| What to work on |
Write the next part of the passage about charting the order of texts in Books of Hours, picking up after its final sentence.

━━━━━ Page extract

Here are the first couple of books of hours, and you can see that the texts in both are in a slightly different order than the “usual” order.

To more easily view the variance I turned the color charts on their side, placing each manuscript in a row, and stacked them. The Hours of the Virgin are the gold bar down the center; I did it this way because the Hours of the Virgin are the central text of Books of Hours and it made sense to visualize the other texts around that one. The rest of the contents are arranged around that text. We can see that the area before the Hours of the Virgin tend to be warmer, and the area after the Hours of the Virgin tend to be cooler, there is an awful lot of variation there. Unfortunately this chart isn’t organized in a thoughtful way; There are a mix of uses represented here, including Paris, Rome, Sarum, Franciscan, Bourges, and Utrecht, among others, and they range from the 14th through the 16th centuries, mostly from France and the Netherlands, but they aren’t ordered, and that’s definitely something that would need to be addressed in future use. The chart also doesn’t take into account any physical modifications that might have been made to the individual manuscripts, modifications that could lead to texts being reordered at some point after the book was written.

━━━━━━━━━━
━━━━━ Data entries

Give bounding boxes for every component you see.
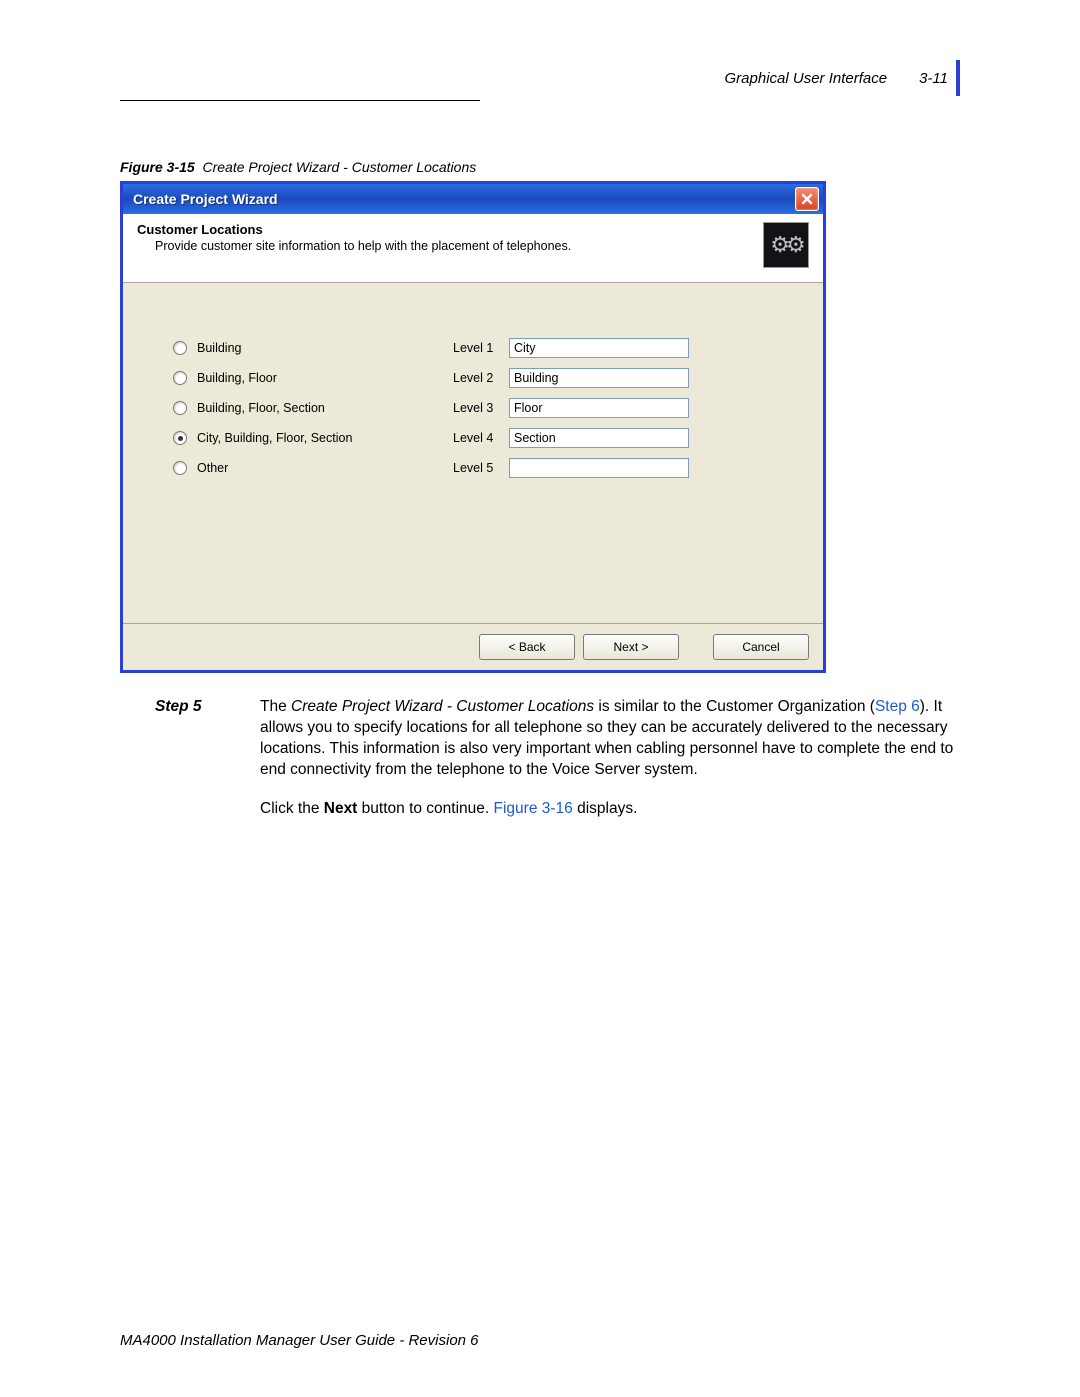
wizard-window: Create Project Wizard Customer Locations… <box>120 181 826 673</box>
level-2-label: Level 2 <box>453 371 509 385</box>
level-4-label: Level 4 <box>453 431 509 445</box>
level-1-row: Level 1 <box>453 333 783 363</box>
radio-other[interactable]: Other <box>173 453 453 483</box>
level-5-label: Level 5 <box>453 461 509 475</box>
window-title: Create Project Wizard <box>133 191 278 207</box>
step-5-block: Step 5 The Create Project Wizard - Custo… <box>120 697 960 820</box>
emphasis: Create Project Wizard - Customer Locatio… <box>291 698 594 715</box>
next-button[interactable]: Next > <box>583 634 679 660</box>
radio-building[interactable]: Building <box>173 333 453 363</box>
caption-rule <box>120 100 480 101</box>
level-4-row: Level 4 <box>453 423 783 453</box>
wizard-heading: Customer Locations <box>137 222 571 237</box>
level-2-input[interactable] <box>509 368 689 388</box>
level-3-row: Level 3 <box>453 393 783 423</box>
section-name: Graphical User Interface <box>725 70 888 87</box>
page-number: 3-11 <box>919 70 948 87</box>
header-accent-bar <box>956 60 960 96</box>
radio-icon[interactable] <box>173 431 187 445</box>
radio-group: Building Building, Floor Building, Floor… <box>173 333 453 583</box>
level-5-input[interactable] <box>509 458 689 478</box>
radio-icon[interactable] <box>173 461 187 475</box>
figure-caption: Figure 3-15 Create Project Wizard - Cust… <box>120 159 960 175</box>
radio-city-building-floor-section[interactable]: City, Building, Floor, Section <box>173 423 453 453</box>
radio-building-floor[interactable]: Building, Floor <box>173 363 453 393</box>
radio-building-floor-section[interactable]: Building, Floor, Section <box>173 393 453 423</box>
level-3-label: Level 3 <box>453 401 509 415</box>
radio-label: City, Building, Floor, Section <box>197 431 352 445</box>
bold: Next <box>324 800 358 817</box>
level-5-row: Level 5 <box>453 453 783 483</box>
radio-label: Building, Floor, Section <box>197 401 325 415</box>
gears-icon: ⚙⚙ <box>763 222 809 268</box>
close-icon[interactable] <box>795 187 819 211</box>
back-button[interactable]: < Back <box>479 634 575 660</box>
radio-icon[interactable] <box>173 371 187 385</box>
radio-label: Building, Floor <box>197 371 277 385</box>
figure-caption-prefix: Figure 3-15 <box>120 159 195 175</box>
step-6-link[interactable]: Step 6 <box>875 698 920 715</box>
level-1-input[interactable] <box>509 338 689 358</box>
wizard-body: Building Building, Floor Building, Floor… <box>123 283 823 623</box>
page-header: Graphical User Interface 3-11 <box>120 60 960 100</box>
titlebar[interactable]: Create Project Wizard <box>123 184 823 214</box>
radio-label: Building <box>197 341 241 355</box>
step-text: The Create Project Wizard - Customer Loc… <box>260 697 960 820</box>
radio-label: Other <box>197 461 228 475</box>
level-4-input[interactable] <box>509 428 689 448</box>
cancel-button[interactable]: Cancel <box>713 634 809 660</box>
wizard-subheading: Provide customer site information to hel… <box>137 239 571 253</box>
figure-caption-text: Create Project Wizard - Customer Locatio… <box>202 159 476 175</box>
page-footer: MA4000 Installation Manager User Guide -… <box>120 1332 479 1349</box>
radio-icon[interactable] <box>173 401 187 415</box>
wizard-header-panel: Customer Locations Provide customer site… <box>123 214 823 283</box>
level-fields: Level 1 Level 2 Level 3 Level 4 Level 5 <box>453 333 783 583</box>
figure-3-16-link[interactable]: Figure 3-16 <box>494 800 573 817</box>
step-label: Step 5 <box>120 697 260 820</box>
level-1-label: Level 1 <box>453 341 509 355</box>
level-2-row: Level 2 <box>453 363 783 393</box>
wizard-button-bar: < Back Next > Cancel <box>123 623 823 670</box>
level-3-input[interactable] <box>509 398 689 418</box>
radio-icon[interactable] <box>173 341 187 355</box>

━━━━━━━━━━

| Result of the task |
This view also doesn’t take into account the actual or relative length of the books, so I tried another way to visualize the texts. 

In this example, Books of Hours from the Walters Art Museum, each book has its texts distributed across a row, which is the same length for each book. Again the Hours of the Virgin are in gold, with the other texts colored appropriately, but because the gold bar of the Hours of the Virgin appear very long in some, and short in others – assuming that the Hours of the Virgin is approximately the same in each manuscript – you get a better sense of the size of the books in number of folios from this visualization.

So we’ve looked at Books of Hours as transforming from monastic liturgical texts to texts used by laypeople, and then at the transformation of those texts in terms of which are included and which left out, across a collection of Books of Hours. I want to close by talking very briefly about a third way in which Books of Hours might be considered transformative works: physical modifications made to them, both on purpose and accidentally, after their creation and as a result of their use.

Physical

For several years now Dr. Kathryn Rudy at the University of St Andrews has been doing important and cutting-edge work on how people in the medieval and early modern periods physically interacted with their books, particularly their prayer books. In this section I’ll talk about two of her studies that are particularly relevant to the concept of Books of Hours of transformative works.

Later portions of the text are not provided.